DATASET CONTENT:
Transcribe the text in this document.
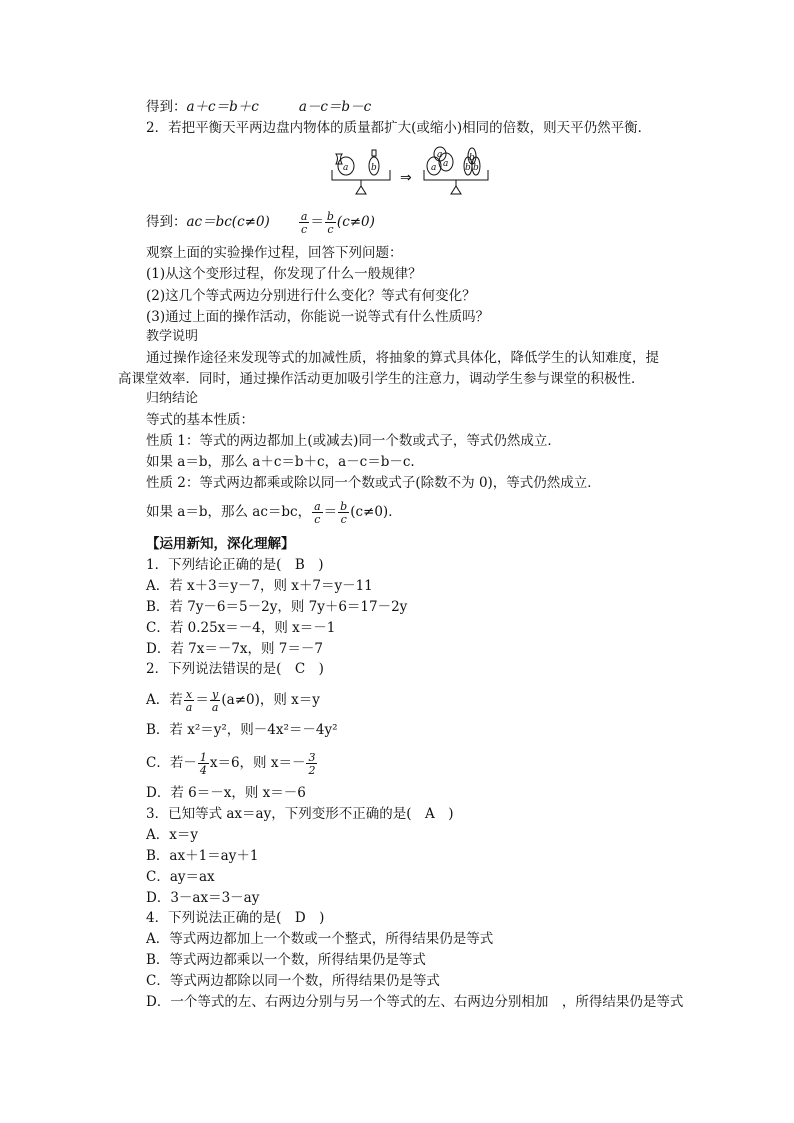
得到：a＋c＝b＋c	a－c＝b－c
2．若把平衡天平两边盘内物体的质量都扩大(或缩小)相同的倍数，则天平仍然平衡．
a	b	a a
a
b b
b
⇒
得到：ac＝bc(c≠0)	$\frac{a}{c} = \frac{b}{c} (c\ne 0)$
观察上面的实验操作过程，回答下列问题：
(1)从这个变形过程，你发现了什么一般规律？
(2)这几个等式两边分别进行什么变化？等式有何变化？
(3)通过上面的操作活动，你能说一说等式有什么性质吗？
教学说明
通过操作途径来发现等式的加减性质，将抽象的算式具体化，降低学生的认知难度，提
高课堂效率．同时，通过操作活动更加吸引学生的注意力，调动学生参与课堂的积极性．
归纳结论
等式的基本性质：
性质 1：等式的两边都加上(或减去)同一个数或式子，等式仍然成立．
如果 a＝b，那么 a＋c＝b＋c，a－c＝b－c.
性质 2：等式两边都乘或除以同一个数或式子(除数不为 0)，等式仍然成立．
如果 a＝b，那么 ac＝bc， $\frac{a}{c} = \frac{b}{c} (c\ne 0)$．
【运用新知，深化理解】
1．下列结论正确的是(　B　)
A．若 x＋3＝y－7，则 x＋7＝y－11
B．若 7y－6＝5－2y，则 7y＋6＝17－2y
C．若 0.25x＝－4，则 x＝－1
D．若 7x＝－7x，则 7＝－7
2．下列说法错误的是(　C　)
A．若 $\frac{x}{a} = \frac{y}{a} (a\ne 0)$，则 x＝y
B．若 x²＝y²，则－4x²＝－4y²
C．若－ $\frac{1}{4} x=6$，则 $x=- \frac{3}{2}$
D．若 6＝－x，则 x＝－6
3．已知等式 ax＝ay，下列变形不正确的是(　A　)
A．x＝y
B．ax＋1＝ay＋1
C．ay＝ax
D．3－ax＝3－ay
4．下列说法正确的是(　D　)
A．等式两边都加上一个数或一个整式，所得结果仍是等式
B．等式两边都乘以一个数，所得结果仍是等式
C．等式两边都除以同一个数，所得结果仍是等式
D．一个等式的左、右两边分别与另一个等式的左、右两边分别相加　，所得结果仍是等式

STATED PROBLEM: Copy the material exactly. Do not include the pictures.

THE RESULT:
Transcribe the text in this document.
得到：a＋c＝b＋c	a－c＝b－c
2．若把平衡天平两边盘内物体的质量都扩大(或缩小)相同的倍数，则天平仍然平衡．
a	b	a a
a
b b
b
⇒
得到：ac＝bc(c≠0)	$\frac{a}{c} = \frac{b}{c} (c\ne 0)$
观察上面的实验操作过程，回答下列问题：
(1)从这个变形过程，你发现了什么一般规律？
(2)这几个等式两边分别进行什么变化？等式有何变化？
(3)通过上面的操作活动，你能说一说等式有什么性质吗？
教学说明
通过操作途径来发现等式的加减性质，将抽象的算式具体化，降低学生的认知难度，提
高课堂效率．同时，通过操作活动更加吸引学生的注意力，调动学生参与课堂的积极性．
归纳结论
等式的基本性质：
性质 1：等式的两边都加上(或减去)同一个数或式子，等式仍然成立．
如果 a＝b，那么 a＋c＝b＋c，a－c＝b－c.
性质 2：等式两边都乘或除以同一个数或式子(除数不为 0)，等式仍然成立．
如果 a＝b，那么 ac＝bc， $\frac{a}{c} = \frac{b}{c} (c\ne 0)$．
【运用新知，深化理解】
1．下列结论正确的是(　B　)
A．若 x＋3＝y－7，则 x＋7＝y－11
B．若 7y－6＝5－2y，则 7y＋6＝17－2y
C．若 0.25x＝－4，则 x＝－1
D．若 7x＝－7x，则 7＝－7
2．下列说法错误的是(　C　)
A．若 $\frac{x}{a} = \frac{y}{a} (a\ne 0)$，则 x＝y
B．若 x²＝y²，则－4x²＝－4y²
C．若－ $\frac{1}{4} x=6$，则 $x=- \frac{3}{2}$
D．若 6＝－x，则 x＝－6
3．已知等式 ax＝ay，下列变形不正确的是(　A　)
A．x＝y
B．ax＋1＝ay＋1
C．ay＝ax
D．3－ax＝3－ay
4．下列说法正确的是(　D　)
A．等式两边都加上一个数或一个整式，所得结果仍是等式
B．等式两边都乘以一个数，所得结果仍是等式
C．等式两边都除以同一个数，所得结果仍是等式
D．一个等式的左、右两边分别与另一个等式的左、右两边分别相加　，所得结果仍是等式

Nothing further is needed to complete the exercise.